◆ **WRITTEN TASK**
Write out exactly the lines below that run from the line containing "Read out every word on this page." through the last line of the records.

◆ **PROVIDED MATERIAL**
____________

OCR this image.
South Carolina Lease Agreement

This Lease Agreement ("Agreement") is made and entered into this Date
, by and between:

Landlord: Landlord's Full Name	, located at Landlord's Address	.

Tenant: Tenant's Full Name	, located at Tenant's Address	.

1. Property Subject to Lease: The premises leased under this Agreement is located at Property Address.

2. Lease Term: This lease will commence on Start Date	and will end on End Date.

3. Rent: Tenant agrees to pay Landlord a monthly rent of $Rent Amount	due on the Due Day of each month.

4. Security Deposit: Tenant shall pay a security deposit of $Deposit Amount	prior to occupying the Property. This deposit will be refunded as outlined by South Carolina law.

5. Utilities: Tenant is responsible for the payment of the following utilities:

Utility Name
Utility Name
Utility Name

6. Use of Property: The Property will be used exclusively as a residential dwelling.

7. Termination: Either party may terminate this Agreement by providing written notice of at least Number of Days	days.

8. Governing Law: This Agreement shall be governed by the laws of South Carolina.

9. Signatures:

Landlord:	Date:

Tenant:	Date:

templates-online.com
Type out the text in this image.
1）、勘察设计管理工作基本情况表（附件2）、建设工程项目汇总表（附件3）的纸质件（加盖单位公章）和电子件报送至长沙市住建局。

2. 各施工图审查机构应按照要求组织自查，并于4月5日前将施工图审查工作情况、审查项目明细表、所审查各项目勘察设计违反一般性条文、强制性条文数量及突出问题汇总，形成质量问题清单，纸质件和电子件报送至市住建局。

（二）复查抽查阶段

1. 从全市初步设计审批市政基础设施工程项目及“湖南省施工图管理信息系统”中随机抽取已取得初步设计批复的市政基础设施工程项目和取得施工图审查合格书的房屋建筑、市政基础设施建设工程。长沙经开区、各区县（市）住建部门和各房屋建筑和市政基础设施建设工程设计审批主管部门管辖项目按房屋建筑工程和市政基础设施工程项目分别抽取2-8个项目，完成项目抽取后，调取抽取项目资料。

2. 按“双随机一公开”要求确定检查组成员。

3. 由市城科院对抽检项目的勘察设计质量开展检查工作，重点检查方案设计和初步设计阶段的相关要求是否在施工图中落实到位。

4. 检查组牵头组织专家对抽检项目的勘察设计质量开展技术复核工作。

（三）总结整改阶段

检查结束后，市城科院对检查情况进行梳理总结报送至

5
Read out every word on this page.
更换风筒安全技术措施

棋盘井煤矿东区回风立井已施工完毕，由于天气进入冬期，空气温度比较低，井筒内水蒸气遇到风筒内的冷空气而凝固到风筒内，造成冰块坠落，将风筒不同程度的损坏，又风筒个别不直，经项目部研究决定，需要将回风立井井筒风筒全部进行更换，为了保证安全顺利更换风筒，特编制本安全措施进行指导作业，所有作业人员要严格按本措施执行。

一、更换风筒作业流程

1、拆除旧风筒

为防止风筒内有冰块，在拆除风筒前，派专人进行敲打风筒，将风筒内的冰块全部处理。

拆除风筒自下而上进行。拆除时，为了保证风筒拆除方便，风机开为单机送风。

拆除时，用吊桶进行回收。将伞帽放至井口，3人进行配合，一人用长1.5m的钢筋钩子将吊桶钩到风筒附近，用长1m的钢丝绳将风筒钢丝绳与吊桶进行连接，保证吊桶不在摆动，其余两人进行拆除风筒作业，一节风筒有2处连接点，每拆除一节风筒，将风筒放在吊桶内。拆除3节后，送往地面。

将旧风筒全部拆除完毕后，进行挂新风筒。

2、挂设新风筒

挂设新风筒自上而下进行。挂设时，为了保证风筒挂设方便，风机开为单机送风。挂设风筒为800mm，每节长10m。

____________

◆ **EXERCISE RESPONSE**
Read out every word on this page.
更换风筒安全技术措施

棋盘井煤矿东区回风立井已施工完毕，由于天气进入冬期，空气温度比较低，井筒内水蒸气遇到风筒内的冷空气而凝固到风筒内，造成冰块坠落，将风筒不同程度的损坏，又风筒个别不直，经项目部研究决定，需要将回风立井井筒风筒全部进行更换，为了保证安全顺利更换风筒，特编制本安全措施进行指导作业，所有作业人员要严格按本措施执行。

一、更换风筒作业流程

1、拆除旧风筒

为防止风筒内有冰块，在拆除风筒前，派专人进行敲打风筒，将风筒内的冰块全部处理。

拆除风筒自下而上进行。拆除时，为了保证风筒拆除方便，风机开为单机送风。

拆除时，用吊桶进行回收。将伞帽放至井口，3人进行配合，一人用长1.5m的钢筋钩子将吊桶钩到风筒附近，用长1m的钢丝绳将风筒钢丝绳与吊桶进行连接，保证吊桶不在摆动，其余两人进行拆除风筒作业，一节风筒有2处连接点，每拆除一节风筒，将风筒放在吊桶内。拆除3节后，送往地面。

将旧风筒全部拆除完毕后，进行挂新风筒。

2、挂设新风筒

挂设新风筒自上而下进行。挂设时，为了保证风筒挂设方便，风机开为单机送风。挂设风筒为800mm，每节长10m。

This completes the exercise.